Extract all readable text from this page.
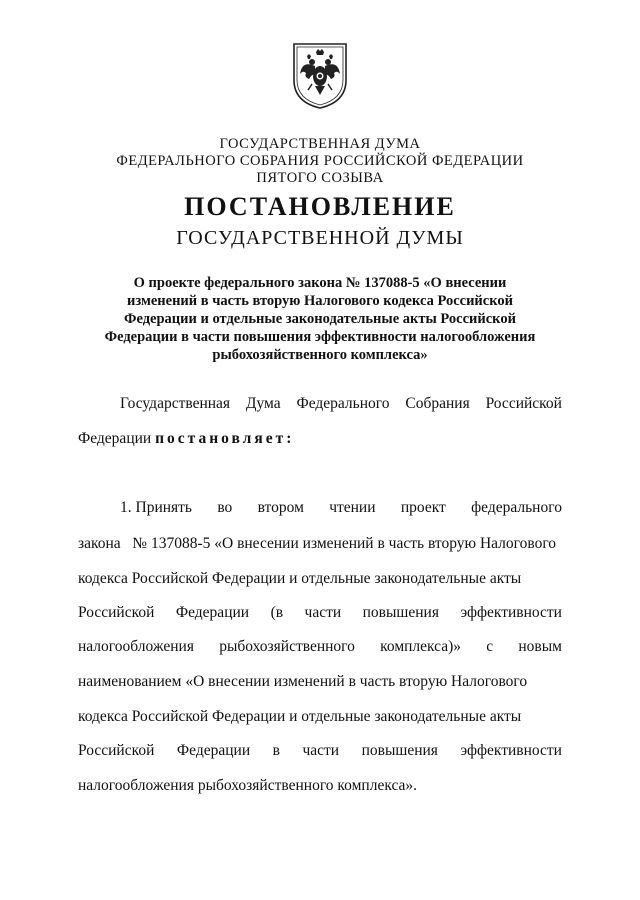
ГОСУДАРСТВЕННАЯ ДУМА
ФЕДЕРАЛЬНОГО СОБРАНИЯ РОССИЙСКОЙ ФЕДЕРАЦИИ
ПЯТОГО СОЗЫВА
ПОСТАНОВЛЕНИЕ
ГОСУДАРСТВЕННОЙ ДУМЫ
О проекте федерального закона № 137088-5 «О внесении
изменений в часть вторую Налогового кодекса Российской
Федерации и отдельные законодательные акты Российской
Федерации в части повышения эффективности налогообложения
рыбохозяйственного комплекса»
Государственная Дума Федерального Собрания Российской
Федерации постановляет:
1. Принять во втором чтении проект федерального
закона   № 137088-5 «О внесении изменений в часть вторую Налогового
кодекса Российской Федерации и отдельные законодательные акты
Российской Федерации (в части повышения эффективности
налогообложения рыбохозяйственного комплекса)» с новым
наименованием «О внесении изменений в часть вторую Налогового
кодекса Российской Федерации и отдельные законодательные акты
Российской Федерации в части повышения эффективности
налогообложения рыбохозяйственного комплекса».
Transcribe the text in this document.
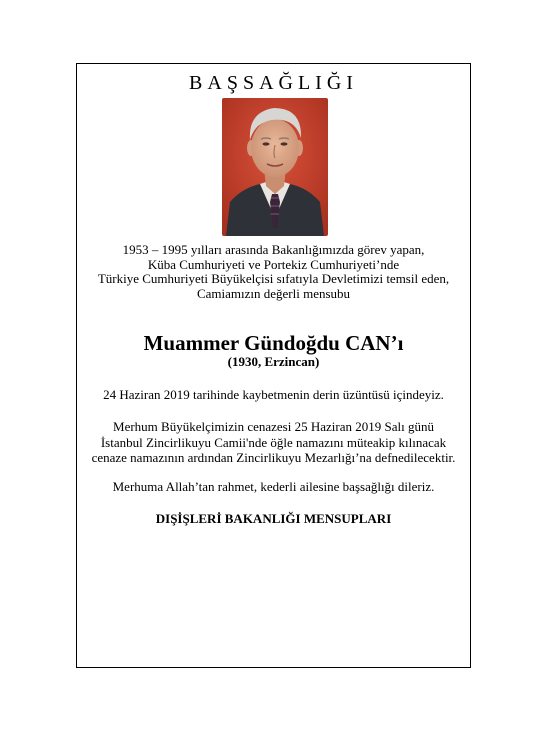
BAŞSAĞLIĞI
1953 – 1995 yılları arasında Bakanlığımızda görev yapan,
Küba Cumhuriyeti ve Portekiz Cumhuriyeti’nde
Türkiye Cumhuriyeti Büyükelçisi sıfatıyla Devletimizi temsil eden,
Camiamızın değerli mensubu
Muammer Gündoğdu CAN’ı
(1930, Erzincan)
24 Haziran 2019 tarihinde kaybetmenin derin üzüntüsü içindeyiz.
Merhum Büyükelçimizin cenazesi 25 Haziran 2019 Salı günü
İstanbul Zincirlikuyu Camii'nde öğle namazını müteakip kılınacak
cenaze namazının ardından Zincirlikuyu Mezarlığı’na defnedilecektir.
Merhuma Allah’tan rahmet, kederli ailesine başsağlığı dileriz.
DIŞİŞLERİ BAKANLIĞI MENSUPLARI
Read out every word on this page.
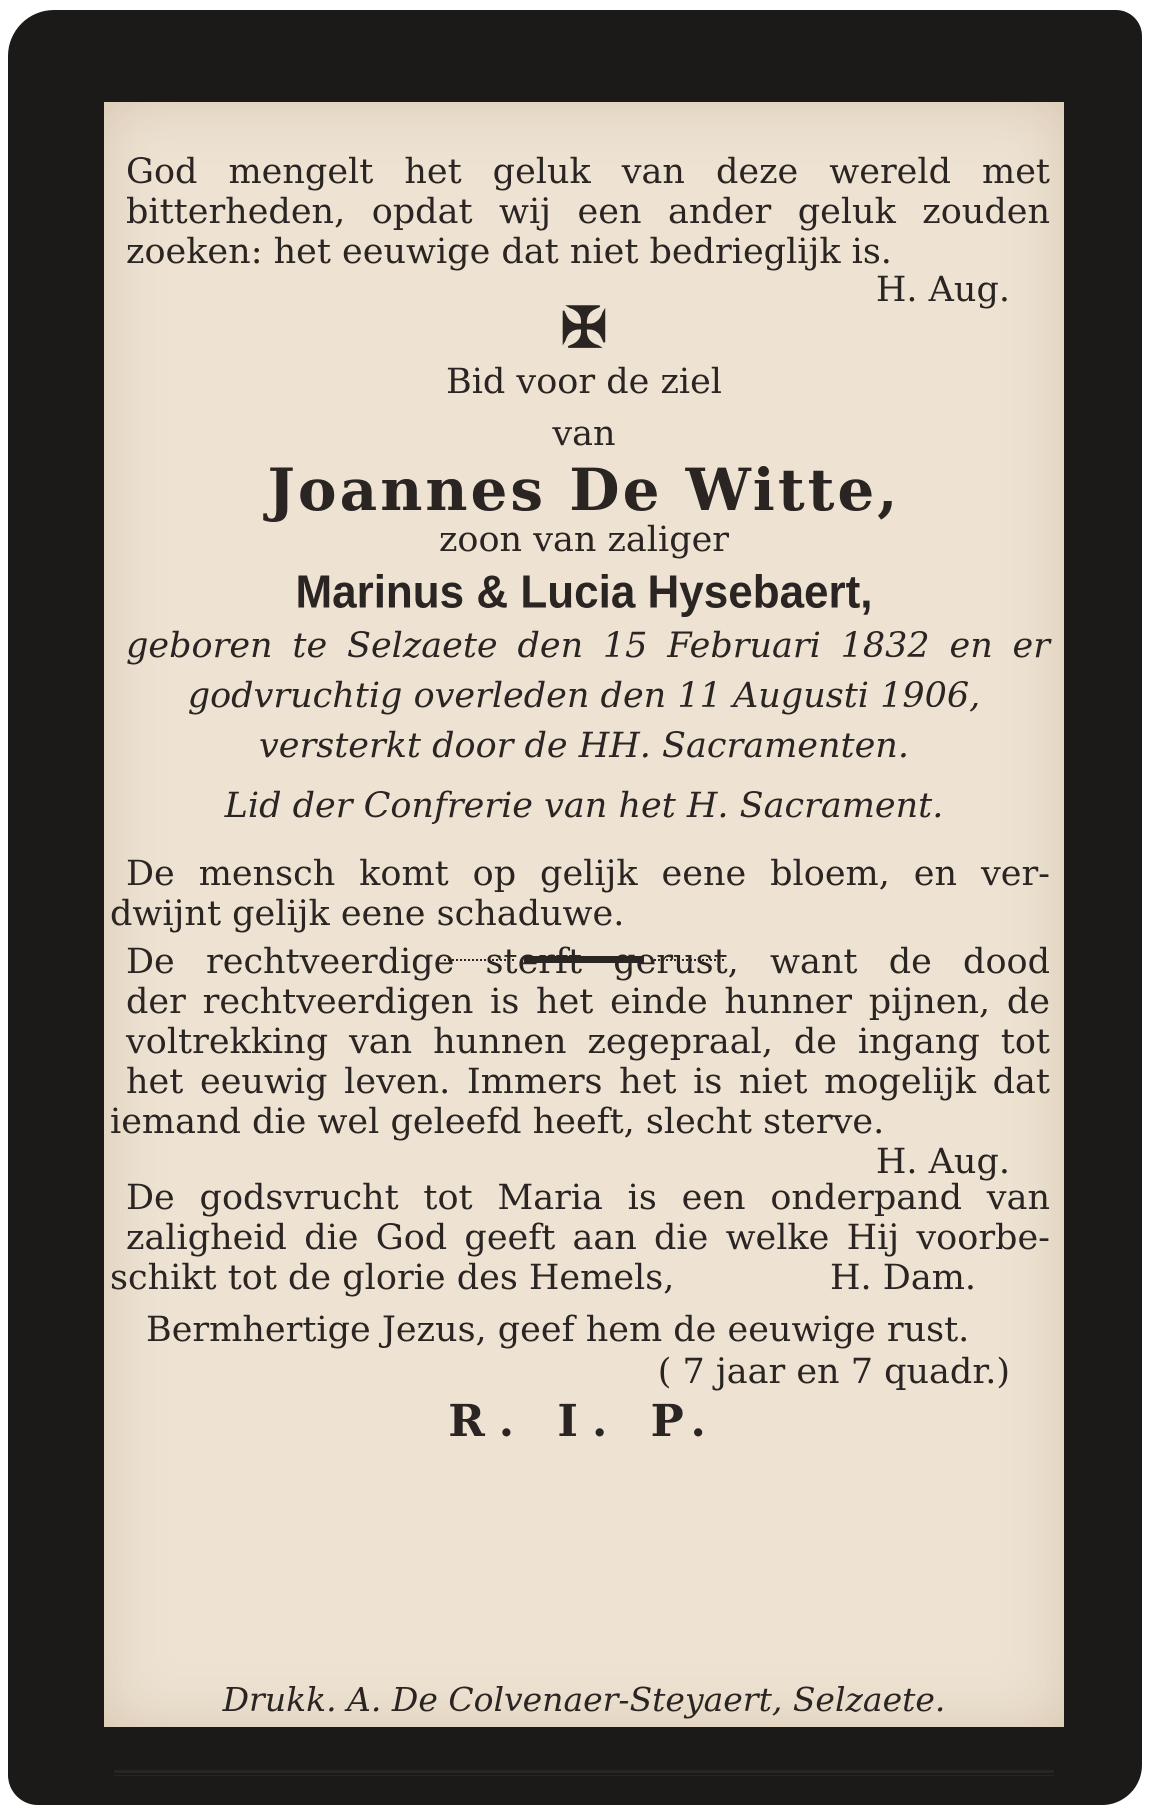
God mengelt het geluk van deze wereld met
bitterheden, opdat wij een ander geluk zouden
zoeken: het eeuwige dat niet bedrieglijk is.
H. Aug.
✠
Bid voor de ziel
van
Joannes De Witte,
zoon van zaliger
Marinus & Lucia Hysebaert,
geboren te Selzaete den 15 Februari 1832 en er
godvruchtig overleden den 11 Augusti 1906,
versterkt door de HH. Sacramenten.
Lid der Confrerie van het H. Sacrament.
De mensch komt op gelijk eene bloem, en ver-
dwijnt gelijk eene schaduwe.
De rechtveerdige sterft gerust, want de dood
der rechtveerdigen is het einde hunner pijnen, de
voltrekking van hunnen zegepraal, de ingang tot
het eeuwig leven. Immers het is niet mogelijk dat
iemand die wel geleefd heeft, slecht sterve.
H. Aug.
De godsvrucht tot Maria is een onderpand van
zaligheid die God geeft aan die welke Hij voorbe-
schikt tot de glorie des Hemels,	H. Dam.
Bermhertige Jezus, geef hem de eeuwige rust.
( 7 jaar en 7 quadr.)
R. I. P.
Drukk. A. De Colvenaer-Steyaert, Selzaete.
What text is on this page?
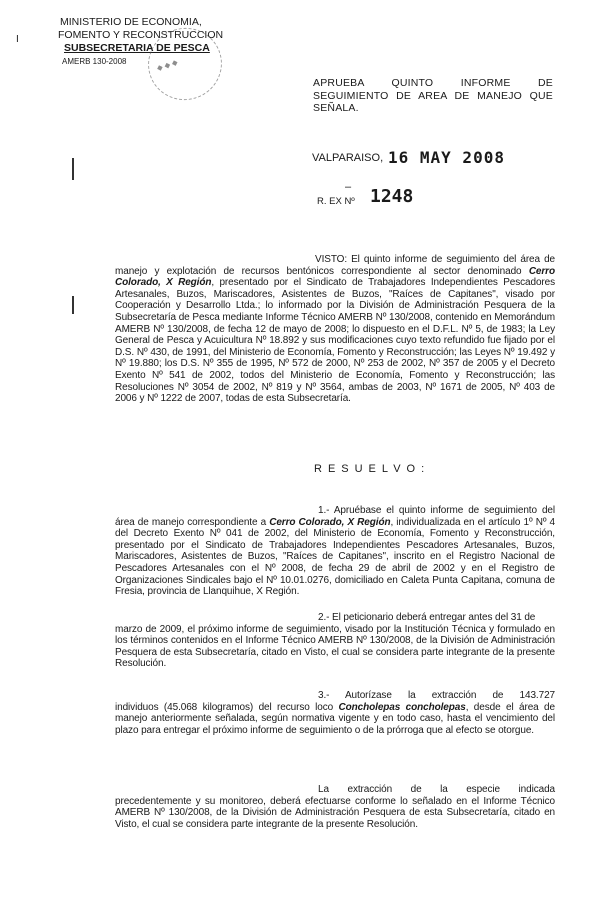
MINISTERIO DE ECONOMIA,
FOMENTO Y RECONSTRUCCION
SUBSECRETARIA DE PESCA
AMERB 130-2008	◆ ◆ ◆
I
APRUEBA QUINTO INFORME DE SEGUIMIENTO DE AREA DE MANEJO QUE SEÑALA.
VALPARAISO, 16 MAY 2008
–
R. EX Nº 1248
VISTO: El quinto informe de seguimiento del área de manejo y explotación de recursos bentónicos correspondiente al sector denominado Cerro Colorado, X Región, presentado por el Sindicato de Trabajadores Independientes Pescadores Artesanales, Buzos, Mariscadores, Asistentes de Buzos, "Raíces de Capitanes", visado por Cooperación y Desarrollo Ltda.; lo informado por la División de Administración Pesquera de la Subsecretaría de Pesca mediante Informe Técnico AMERB Nº 130/2008, contenido en Memorándum AMERB Nº 130/2008, de fecha 12 de mayo de 2008; lo dispuesto en el D.F.L. Nº 5, de 1983; la Ley General de Pesca y Acuicultura Nº 18.892 y sus modificaciones cuyo texto refundido fue fijado por el D.S. Nº 430, de 1991, del Ministerio de Economía, Fomento y Reconstrucción; las Leyes Nº 19.492 y Nº 19.880; los D.S. Nº 355 de 1995, Nº 572 de 2000, Nº 253 de 2002, Nº 357 de 2005 y el Decreto Exento Nº 541 de 2002, todos del Ministerio de Economía, Fomento y Reconstrucción; las Resoluciones Nº 3054 de 2002, Nº 819 y Nº 3564, ambas de 2003, Nº 1671 de 2005, Nº 403 de 2006 y Nº 1222 de 2007, todas de esta Subsecretaría.
RESUELVO:
1.- Apruébase el quinto informe de seguimiento del área de manejo correspondiente a Cerro Colorado, X Región, individualizada en el artículo 1º Nº 4 del Decreto Exento Nº 041 de 2002, del Ministerio de Economía, Fomento y Reconstrucción, presentado por el Sindicato de Trabajadores Independientes Pescadores Artesanales, Buzos, Mariscadores, Asistentes de Buzos, "Raíces de Capitanes", inscrito en el Registro Nacional de Pescadores Artesanales con el Nº 2008, de fecha 29 de abril de 2002 y en el Registro de Organizaciones Sindicales bajo el Nº 10.01.0276, domiciliado en Caleta Punta Capitana, comuna de Fresia, provincia de Llanquihue, X Región.
2.- El peticionario deberá entregar antes del 31 de
marzo de 2009, el próximo informe de seguimiento, visado por la Institución Técnica y formulado en los términos contenidos en el Informe Técnico AMERB Nº 130/2008, de la División de Administración Pesquera de esta Subsecretaría, citado en Visto, el cual se considera parte integrante de la presente Resolución.
3.- Autorízase la extracción de 143.727
individuos (45.068 kilogramos) del recurso loco Concholepas concholepas, desde el área de manejo anteriormente señalada, según normativa vigente y en todo caso, hasta el vencimiento del plazo para entregar el próximo informe de seguimiento o de la prórroga que al efecto se otorgue.
La extracción de la especie indicada
precedentemente y su monitoreo, deberá efectuarse conforme lo señalado en el Informe Técnico AMERB Nº 130/2008, de la División de Administración Pesquera de esta Subsecretaría, citado en Visto, el cual se considera parte integrante de la presente Resolución.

> _GIVEN TASK_:
Output each line exactly; omit every picture.

> _WRITTEN SOLUTION_:
Extract all readable text from this page.
ГОСУДАРСТВЕННАЯ ДУМА
ФЕДЕРАЛЬНОГО СОБРАНИЯ РОССИЙСКОЙ ФЕДЕРАЦИИ
ПЯТОГО СОЗЫВА
ПОСТАНОВЛЕНИЕ
ГОСУДАРСТВЕННОЙ ДУМЫ
О проекте федерального закона № 137088-5 «О внесении
изменений в часть вторую Налогового кодекса Российской
Федерации и отдельные законодательные акты Российской
Федерации в части повышения эффективности налогообложения
рыбохозяйственного комплекса»
Государственная Дума Федерального Собрания Российской
Федерации постановляет:
1. Принять во втором чтении проект федерального
закона   № 137088-5 «О внесении изменений в часть вторую Налогового
кодекса Российской Федерации и отдельные законодательные акты
Российской Федерации (в части повышения эффективности
налогообложения рыбохозяйственного комплекса)» с новым
наименованием «О внесении изменений в часть вторую Налогового
кодекса Российской Федерации и отдельные законодательные акты
Российской Федерации в части повышения эффективности
налогообложения рыбохозяйственного комплекса».
Transcribe the text in this document.
BAŞSAĞLIĞI
1953 – 1995 yılları arasında Bakanlığımızda görev yapan,
Küba Cumhuriyeti ve Portekiz Cumhuriyeti’nde
Türkiye Cumhuriyeti Büyükelçisi sıfatıyla Devletimizi temsil eden,
Camiamızın değerli mensubu
Muammer Gündoğdu CAN’ı
(1930, Erzincan)
24 Haziran 2019 tarihinde kaybetmenin derin üzüntüsü içindeyiz.
Merhum Büyükelçimizin cenazesi 25 Haziran 2019 Salı günü
İstanbul Zincirlikuyu Camii'nde öğle namazını müteakip kılınacak
cenaze namazının ardından Zincirlikuyu Mezarlığı’na defnedilecektir.
Merhuma Allah’tan rahmet, kederli ailesine başsağlığı dileriz.
DIŞİŞLERİ BAKANLIĞI MENSUPLARI
Read out every word on this page.
God mengelt het geluk van deze wereld met
bitterheden, opdat wij een ander geluk zouden
zoeken: het eeuwige dat niet bedrieglijk is.
H. Aug.
✠
Bid voor de ziel
van
Joannes De Witte,
zoon van zaliger
Marinus & Lucia Hysebaert,
geboren te Selzaete den 15 Februari 1832 en er
godvruchtig overleden den 11 Augusti 1906,
versterkt door de HH. Sacramenten.
Lid der Confrerie van het H. Sacrament.
De mensch komt op gelijk eene bloem, en ver-
dwijnt gelijk eene schaduwe.
De rechtveerdige sterft gerust, want de dood
der rechtveerdigen is het einde hunner pijnen, de
voltrekking van hunnen zegepraal, de ingang tot
het eeuwig leven. Immers het is niet mogelijk dat
iemand die wel geleefd heeft, slecht sterve.
H. Aug.
De godsvrucht tot Maria is een onderpand van
zaligheid die God geeft aan die welke Hij voorbe-
schikt tot de glorie des Hemels,	H. Dam.
Bermhertige Jezus, geef hem de eeuwige rust.
( 7 jaar en 7 quadr.)
R. I. P.
Drukk. A. De Colvenaer-Steyaert, Selzaete.
What text is on this page?
MINISTERIO DE ECONOMIA,
FOMENTO Y RECONSTRUCCION
SUBSECRETARIA DE PESCA
AMERB 130-2008	◆ ◆ ◆
I
APRUEBA QUINTO INFORME DE SEGUIMIENTO DE AREA DE MANEJO QUE SEÑALA.
VALPARAISO, 16 MAY 2008
–
R. EX Nº 1248
VISTO: El quinto informe de seguimiento del área de manejo y explotación de recursos bentónicos correspondiente al sector denominado Cerro Colorado, X Región, presentado por el Sindicato de Trabajadores Independientes Pescadores Artesanales, Buzos, Mariscadores, Asistentes de Buzos, "Raíces de Capitanes", visado por Cooperación y Desarrollo Ltda.; lo informado por la División de Administración Pesquera de la Subsecretaría de Pesca mediante Informe Técnico AMERB Nº 130/2008, contenido en Memorándum AMERB Nº 130/2008, de fecha 12 de mayo de 2008; lo dispuesto en el D.F.L. Nº 5, de 1983; la Ley General de Pesca y Acuicultura Nº 18.892 y sus modificaciones cuyo texto refundido fue fijado por el D.S. Nº 430, de 1991, del Ministerio de Economía, Fomento y Reconstrucción; las Leyes Nº 19.492 y Nº 19.880; los D.S. Nº 355 de 1995, Nº 572 de 2000, Nº 253 de 2002, Nº 357 de 2005 y el Decreto Exento Nº 541 de 2002, todos del Ministerio de Economía, Fomento y Reconstrucción; las Resoluciones Nº 3054 de 2002, Nº 819 y Nº 3564, ambas de 2003, Nº 1671 de 2005, Nº 403 de 2006 y Nº 1222 de 2007, todas de esta Subsecretaría.
RESUELVO:
1.- Apruébase el quinto informe de seguimiento del área de manejo correspondiente a Cerro Colorado, X Región, individualizada en el artículo 1º Nº 4 del Decreto Exento Nº 041 de 2002, del Ministerio de Economía, Fomento y Reconstrucción, presentado por el Sindicato de Trabajadores Independientes Pescadores Artesanales, Buzos, Mariscadores, Asistentes de Buzos, "Raíces de Capitanes", inscrito en el Registro Nacional de Pescadores Artesanales con el Nº 2008, de fecha 29 de abril de 2002 y en el Registro de Organizaciones Sindicales bajo el Nº 10.01.0276, domiciliado en Caleta Punta Capitana, comuna de Fresia, provincia de Llanquihue, X Región.
2.- El peticionario deberá entregar antes del 31 de
marzo de 2009, el próximo informe de seguimiento, visado por la Institución Técnica y formulado en los términos contenidos en el Informe Técnico AMERB Nº 130/2008, de la División de Administración Pesquera de esta Subsecretaría, citado en Visto, el cual se considera parte integrante de la presente Resolución.
3.- Autorízase la extracción de 143.727
individuos (45.068 kilogramos) del recurso loco Concholepas concholepas, desde el área de manejo anteriormente señalada, según normativa vigente y en todo caso, hasta el vencimiento del plazo para entregar el próximo informe de seguimiento o de la prórroga que al efecto se otorgue.
La extracción de la especie indicada
precedentemente y su monitoreo, deberá efectuarse conforme lo señalado en el Informe Técnico AMERB Nº 130/2008, de la División de Administración Pesquera de esta Subsecretaría, citado en Visto, el cual se considera parte integrante de la presente Resolución.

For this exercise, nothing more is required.